Directions for this task:
Answer with one number: how many lines have "SHORTS".

****

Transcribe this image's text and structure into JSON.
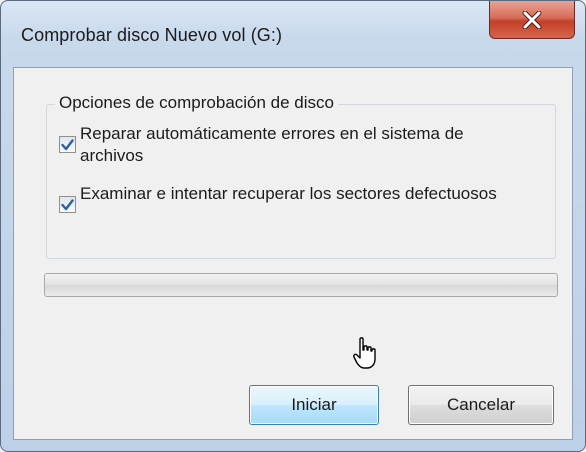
{
  "window": {
    "title": "Comprobar disco Nuevo vol (G:)",
    "close_icon": "close-icon"
  },
  "options_group": {
    "legend": "Opciones de comprobación de disco",
    "options": [
      {
        "label": "Reparar automáticamente errores en el sistema de archivos",
        "checked": true
      },
      {
        "label": "Examinar e intentar recuperar los sectores defectuosos",
        "checked": true
      }
    ]
  },
  "progress": {
    "value": 0
  },
  "buttons": {
    "start_label": "Iniciar",
    "cancel_label": "Cancelar"
  },
  "colors": {
    "close_button": "#c2402a",
    "default_button_border": "#3c7fb1",
    "check_mark": "#2f5fa8"
  }
}
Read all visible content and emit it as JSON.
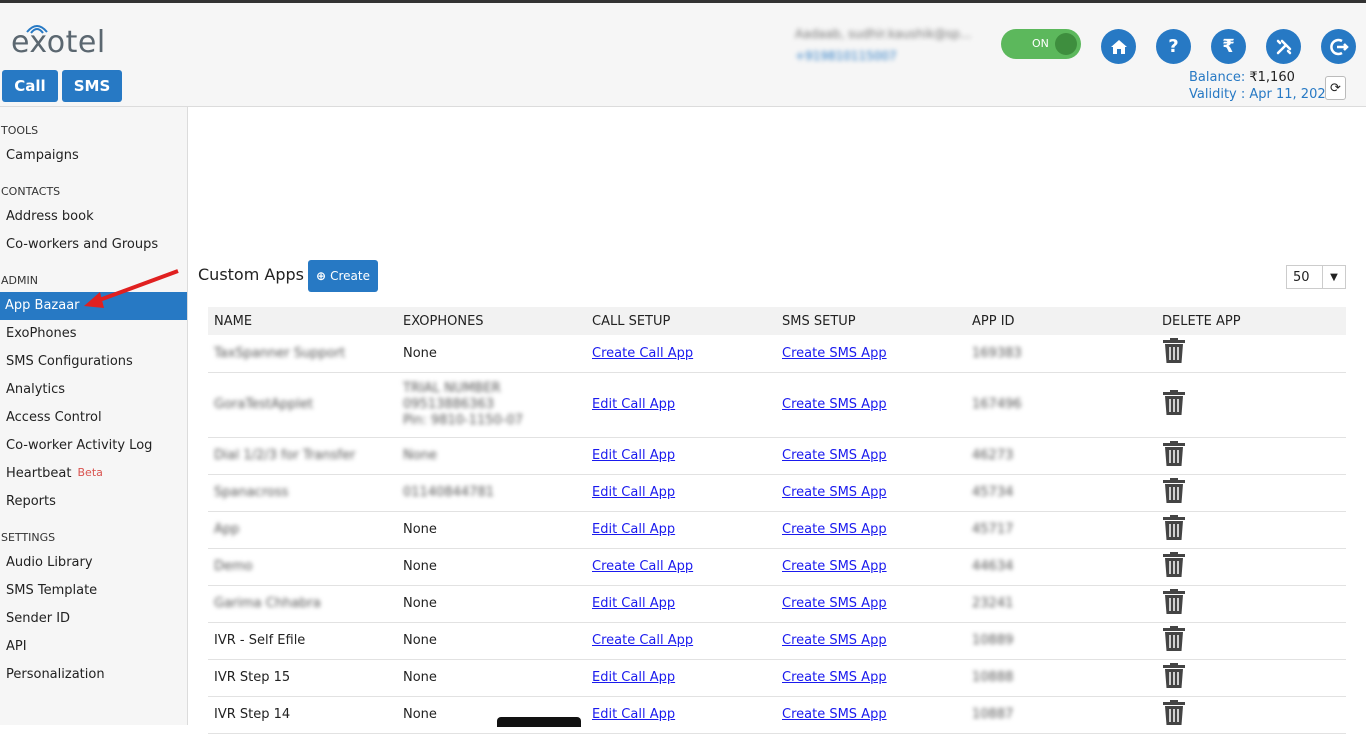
{
  "header": {
    "logo": "exotel",
    "call_label": "Call",
    "sms_label": "SMS",
    "user_name": "Aadaab, sudhir.kaushik@sp...",
    "user_phone": "+919810115007",
    "toggle_label": "ON",
    "icons": [
      "home-icon",
      "help-icon",
      "rupee-icon",
      "tools-icon",
      "logout-icon"
    ],
    "balance_label": "Balance:",
    "balance_value": "₹1,160",
    "validity_label": "Validity : Apr 11, 2020",
    "accent_color": "#2779c4"
  },
  "sidebar": {
    "tools_heading": "TOOLS",
    "campaigns": "Campaigns",
    "contacts_heading": "CONTACTS",
    "address_book": "Address book",
    "coworkers": "Co-workers and Groups",
    "admin_heading": "ADMIN",
    "app_bazaar": "App Bazaar",
    "exophones": "ExoPhones",
    "sms_config": "SMS Configurations",
    "analytics": "Analytics",
    "access_control": "Access Control",
    "activity_log": "Co-worker Activity Log",
    "heartbeat": "Heartbeat",
    "beta": "Beta",
    "reports": "Reports",
    "settings_heading": "SETTINGS",
    "audio_library": "Audio Library",
    "sms_template": "SMS Template",
    "sender_id": "Sender ID",
    "api": "API",
    "personalization": "Personalization"
  },
  "main": {
    "title": "Custom Apps",
    "create_label": "Create",
    "page_size": "50",
    "columns": [
      "NAME",
      "EXOPHONES",
      "CALL SETUP",
      "SMS SETUP",
      "APP ID",
      "DELETE APP"
    ],
    "rows": [
      {
        "name": "TaxSpanner Support",
        "exophones": "None",
        "call": "Create Call App",
        "sms": "Create SMS App",
        "app_id": "169383"
      },
      {
        "name": "GoraTestApplet",
        "exo1": "TRIAL NUMBER",
        "exo2": "09513886363",
        "exo3": "Pin: 9810-1150-07",
        "call": "Edit Call App",
        "sms": "Create SMS App",
        "app_id": "167496"
      },
      {
        "name": "Dial 1/2/3 for Transfer",
        "exophones": "None",
        "call": "Edit Call App",
        "sms": "Create SMS App",
        "app_id": "46273"
      },
      {
        "name": "Spanacross",
        "exophones": "01140844781",
        "call": "Edit Call App",
        "sms": "Create SMS App",
        "app_id": "45734"
      },
      {
        "name": "App",
        "exophones": "None",
        "call": "Edit Call App",
        "sms": "Create SMS App",
        "app_id": "45717"
      },
      {
        "name": "Demo",
        "exophones": "None",
        "call": "Create Call App",
        "sms": "Create SMS App",
        "app_id": "44634"
      },
      {
        "name": "Garima Chhabra",
        "exophones": "None",
        "call": "Edit Call App",
        "sms": "Create SMS App",
        "app_id": "23241"
      },
      {
        "name": "IVR - Self Efile",
        "exophones": "None",
        "call": "Create Call App",
        "sms": "Create SMS App",
        "app_id": "10889"
      },
      {
        "name": "IVR Step 15",
        "exophones": "None",
        "call": "Edit Call App",
        "sms": "Create SMS App",
        "app_id": "10888"
      },
      {
        "name": "IVR Step 14",
        "exophones": "None",
        "call": "Edit Call App",
        "sms": "Create SMS App",
        "app_id": "10887"
      }
    ]
  }
}
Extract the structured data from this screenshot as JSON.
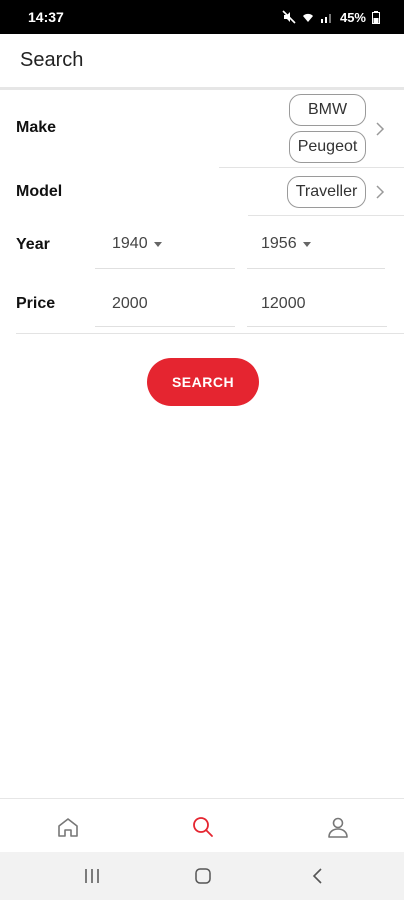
{
  "status_bar": {
    "time": "14:37",
    "battery": "45%"
  },
  "app_bar": {
    "title": "Search"
  },
  "form": {
    "make": {
      "label": "Make",
      "chips": [
        "BMW",
        "Peugeot"
      ]
    },
    "model": {
      "label": "Model",
      "chips": [
        "Traveller"
      ]
    },
    "year": {
      "label": "Year",
      "from": "1940",
      "to": "1956"
    },
    "price": {
      "label": "Price",
      "from": "2000",
      "to": "12000"
    }
  },
  "search_button": {
    "label": "SEARCH"
  },
  "bottom_nav": {
    "items": [
      "home-icon",
      "search-icon",
      "profile-icon"
    ],
    "active": "search-icon",
    "active_color": "#e52530"
  },
  "colors": {
    "accent": "#e52530"
  }
}
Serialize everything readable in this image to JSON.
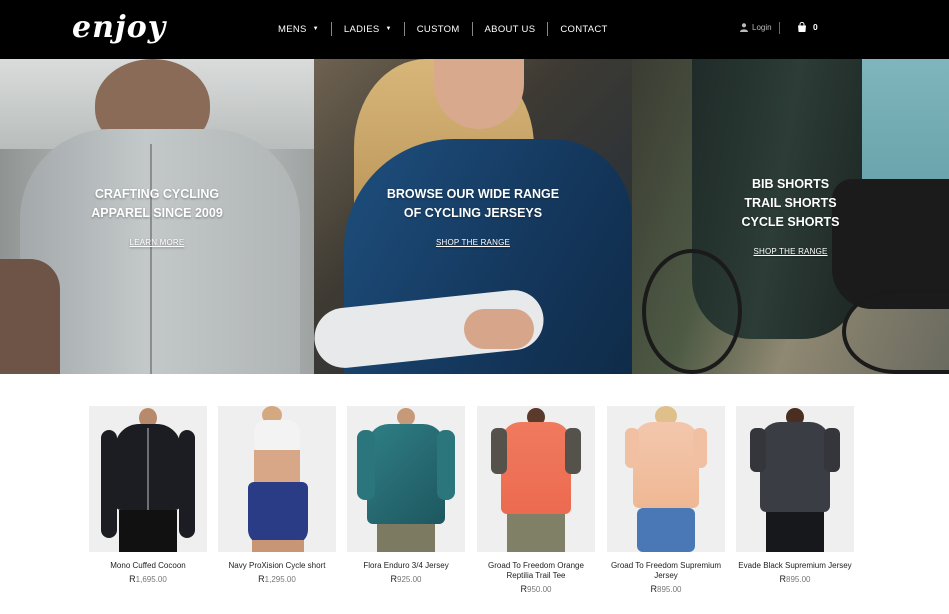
{
  "header": {
    "logo_text": "enjoy",
    "nav": [
      {
        "label": "MENS",
        "dropdown": true
      },
      {
        "label": "LADIES",
        "dropdown": true
      },
      {
        "label": "CUSTOM",
        "dropdown": false
      },
      {
        "label": "ABOUT US",
        "dropdown": false
      },
      {
        "label": "CONTACT",
        "dropdown": false
      }
    ],
    "login_label": "Login",
    "cart_count": "0",
    "icons": {
      "login": "user-icon",
      "cart": "shopping-bag-icon",
      "dropdown": "caret-down-icon"
    }
  },
  "hero": [
    {
      "lines": [
        "CRAFTING CYCLING",
        "APPAREL SINCE 2009"
      ],
      "link": "LEARN MORE"
    },
    {
      "lines": [
        "BROWSE OUR WIDE RANGE",
        "OF CYCLING JERSEYS"
      ],
      "link": "SHOP THE RANGE"
    },
    {
      "lines": [
        "BIB SHORTS",
        "TRAIL SHORTS",
        "CYCLE SHORTS"
      ],
      "link": "SHOP THE RANGE"
    }
  ],
  "products": [
    {
      "name": "Mono Cuffed Cocoon",
      "currency": "R",
      "price": "1,695.00"
    },
    {
      "name": "Navy ProXision Cycle short",
      "currency": "R",
      "price": "1,295.00"
    },
    {
      "name": "Flora Enduro 3/4 Jersey",
      "currency": "R",
      "price": "925.00"
    },
    {
      "name": "Groad To Freedom Orange Reptilia Trail Tee",
      "currency": "R",
      "price": "950.00"
    },
    {
      "name": "Groad To Freedom Supremium Jersey",
      "currency": "R",
      "price": "895.00"
    },
    {
      "name": "Evade Black Supremium Jersey",
      "currency": "R",
      "price": "895.00"
    }
  ],
  "colors": {
    "header_bg": "#000000",
    "text": "#222222",
    "price": "#777777",
    "card_bg": "#efefef"
  }
}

****

Task output:
3